Work to do: Will you write out the data exactly, excluding every picture?

(Extracted data entries)

------------------------------------------------------------

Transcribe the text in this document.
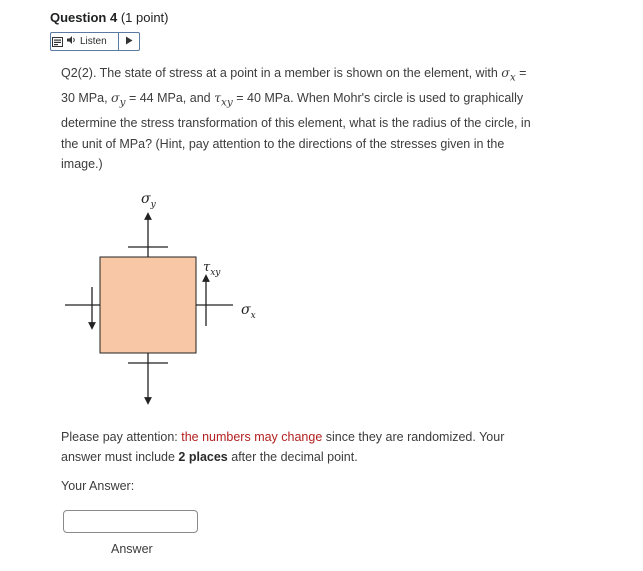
Question 4 (1 point)
Listen
Q2(2). The state of stress at a point in a member is shown on the element, with $\sigma_x$ =
30 MPa, $\sigma_y = 44$ MPa, and $\tau_{xy} = 40$ MPa. When Mohr's circle is used to graphically
determine the stress transformation of this element, what is the radius of the circle, in the unit of MPa? (Hint, pay attention to the directions of the stresses given in the image.)
$\sigma_y$
$\tau_{xy}$
$\sigma_x$
Please pay attention: the numbers may change since they are randomized. Your answer must include 2 places after the decimal point.
Your Answer:
Answer
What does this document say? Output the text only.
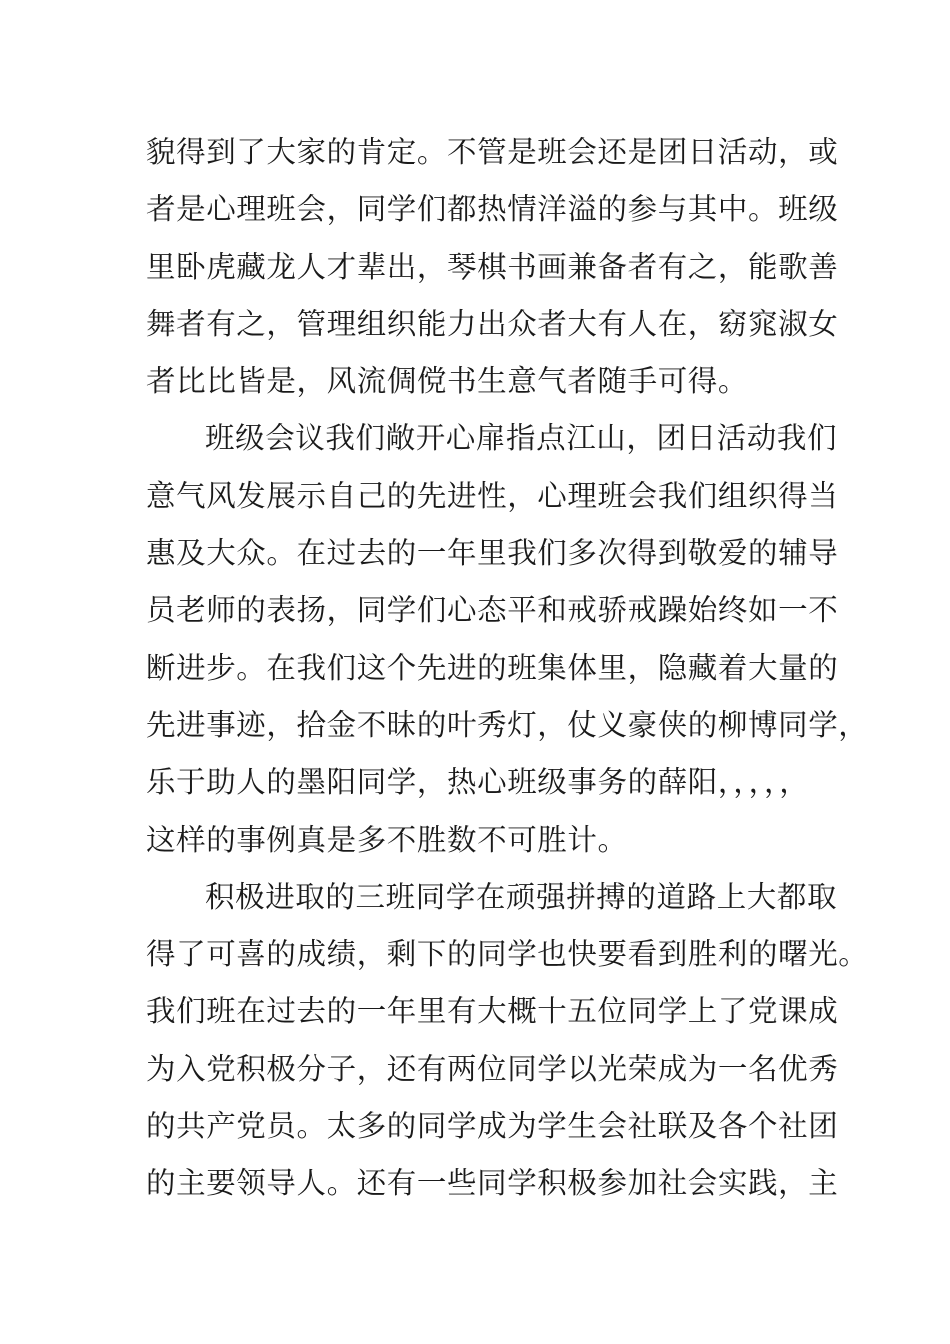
貌得到了大家的肯定。不管是班会还是团日活动，或
者是心理班会，同学们都热情洋溢的参与其中。班级
里卧虎藏龙人才辈出，琴棋书画兼备者有之，能歌善
舞者有之，管理组织能力出众者大有人在，窈窕淑女
者比比皆是，风流倜傥书生意气者随手可得。
班级会议我们敞开心扉指点江山，团日活动我们
意气风发展示自己的先进性，心理班会我们组织得当
惠及大众。在过去的一年里我们多次得到敬爱的辅导
员老师的表扬，同学们心态平和戒骄戒躁始终如一不
断进步。在我们这个先进的班集体里，隐藏着大量的
先进事迹，拾金不昧的叶秀灯，仗义豪侠的柳博同学，
乐于助人的墨阳同学，热心班级事务的薛阳，，，，，
这样的事例真是多不胜数不可胜计。
积极进取的三班同学在顽强拼搏的道路上大都取
得了可喜的成绩，剩下的同学也快要看到胜利的曙光。
我们班在过去的一年里有大概十五位同学上了党课成
为入党积极分子，还有两位同学以光荣成为一名优秀
的共产党员。太多的同学成为学生会社联及各个社团
的主要领导人。还有一些同学积极参加社会实践，主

------------------------------------------------------------

Output of the exercise:
Transcribe the text in this document.
Question 4 (1 point)
Listen
Q2(2). The state of stress at a point in a member is shown on the element, with $\sigma_x$ =
30 MPa, $\sigma_y = 44$ MPa, and $\tau_{xy} = 40$ MPa. When Mohr's circle is used to graphically
determine the stress transformation of this element, what is the radius of the circle, in the unit of MPa? (Hint, pay attention to the directions of the stresses given in the image.)
$\sigma_y$
$\tau_{xy}$
$\sigma_x$
Please pay attention: the numbers may change since they are randomized. Your answer must include 2 places after the decimal point.
Your Answer:
Answer
What does this document say? Output the text only.
貌得到了大家的肯定。不管是班会还是团日活动，或
者是心理班会，同学们都热情洋溢的参与其中。班级
里卧虎藏龙人才辈出，琴棋书画兼备者有之，能歌善
舞者有之，管理组织能力出众者大有人在，窈窕淑女
者比比皆是，风流倜傥书生意气者随手可得。
班级会议我们敞开心扉指点江山，团日活动我们
意气风发展示自己的先进性，心理班会我们组织得当
惠及大众。在过去的一年里我们多次得到敬爱的辅导
员老师的表扬，同学们心态平和戒骄戒躁始终如一不
断进步。在我们这个先进的班集体里，隐藏着大量的
先进事迹，拾金不昧的叶秀灯，仗义豪侠的柳博同学，
乐于助人的墨阳同学，热心班级事务的薛阳，，，，，
这样的事例真是多不胜数不可胜计。
积极进取的三班同学在顽强拼搏的道路上大都取
得了可喜的成绩，剩下的同学也快要看到胜利的曙光。
我们班在过去的一年里有大概十五位同学上了党课成
为入党积极分子，还有两位同学以光荣成为一名优秀
的共产党员。太多的同学成为学生会社联及各个社团
的主要领导人。还有一些同学积极参加社会实践，主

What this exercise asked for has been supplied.